A run of records:

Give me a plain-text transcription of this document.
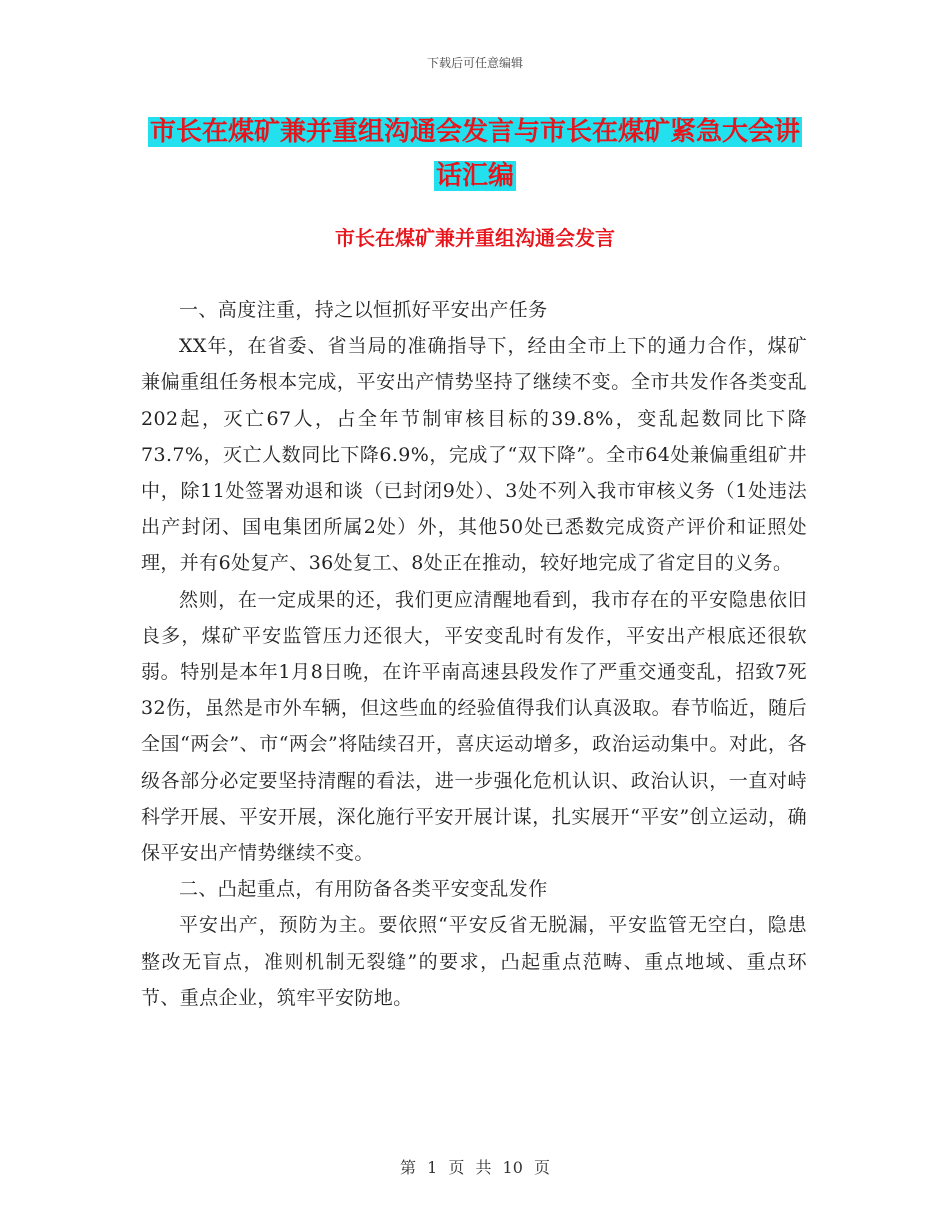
下载后可任意编辑
市长在煤矿兼并重组沟通会发言与市长在煤矿紧急大会讲话汇编
市长在煤矿兼并重组沟通会发言

一、高度注重，持之以恒抓好平安出产任务

XX年，在省委、省当局的准确指导下，经由全市上下的通力合作，煤矿兼偏重组任务根本完成，平安出产情势坚持了继续不变。全市共发作各类变乱202起，灭亡67人，占全年节制审核目标的39.8%，变乱起数同比下降73.7%，灭亡人数同比下降6.9%，完成了“双下降”。全市64处兼偏重组矿井中，除11处签署劝退和谈（已封闭9处）、3处不列入我市审核义务（1处违法出产封闭、国电集团所属2处）外，其他50处已悉数完成资产评价和证照处理，并有6处复产、36处复工、8处正在推动，较好地完成了省定目的义务。

然则，在一定成果的还，我们更应清醒地看到，我市存在的平安隐患依旧良多，煤矿平安监管压力还很大，平安变乱时有发作，平安出产根底还很软弱。特别是本年1月8日晚，在许平南高速县段发作了严重交通变乱，招致7死32伤，虽然是市外车辆，但这些血的经验值得我们认真汲取。春节临近，随后全国“两会”、市“两会”将陆续召开，喜庆运动增多，政治运动集中。对此，各级各部分必定要坚持清醒的看法，进一步强化危机认识、政治认识，一直对峙科学开展、平安开展，深化施行平安开展计谋，扎实展开“平安”创立运动，确保平安出产情势继续不变。

二、凸起重点，有用防备各类平安变乱发作

平安出产，预防为主。要依照“平安反省无脱漏，平安监管无空白，隐患整改无盲点，准则机制无裂缝”的要求，凸起重点范畴、重点地域、重点环节、重点企业，筑牢平安防地。

第 1 页 共 10 页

▶ EXERCISE INSTRUCTIONS
Reproduce each record above by retyping it exactly; omit all images.

▶ REPLY TO THE TASK
Give me a plain-text transcription of this document.
下载后可任意编辑
市长在煤矿兼并重组沟通会发言与市长在煤矿紧急大会讲话汇编
市长在煤矿兼并重组沟通会发言

一、高度注重，持之以恒抓好平安出产任务

XX年，在省委、省当局的准确指导下，经由全市上下的通力合作，煤矿兼偏重组任务根本完成，平安出产情势坚持了继续不变。全市共发作各类变乱202起，灭亡67人，占全年节制审核目标的39.8%，变乱起数同比下降73.7%，灭亡人数同比下降6.9%，完成了“双下降”。全市64处兼偏重组矿井中，除11处签署劝退和谈（已封闭9处）、3处不列入我市审核义务（1处违法出产封闭、国电集团所属2处）外，其他50处已悉数完成资产评价和证照处理，并有6处复产、36处复工、8处正在推动，较好地完成了省定目的义务。

然则，在一定成果的还，我们更应清醒地看到，我市存在的平安隐患依旧良多，煤矿平安监管压力还很大，平安变乱时有发作，平安出产根底还很软弱。特别是本年1月8日晚，在许平南高速县段发作了严重交通变乱，招致7死32伤，虽然是市外车辆，但这些血的经验值得我们认真汲取。春节临近，随后全国“两会”、市“两会”将陆续召开，喜庆运动增多，政治运动集中。对此，各级各部分必定要坚持清醒的看法，进一步强化危机认识、政治认识，一直对峙科学开展、平安开展，深化施行平安开展计谋，扎实展开“平安”创立运动，确保平安出产情势继续不变。

二、凸起重点，有用防备各类平安变乱发作

平安出产，预防为主。要依照“平安反省无脱漏，平安监管无空白，隐患整改无盲点，准则机制无裂缝”的要求，凸起重点范畴、重点地域、重点环节、重点企业，筑牢平安防地。

第 1 页 共 10 页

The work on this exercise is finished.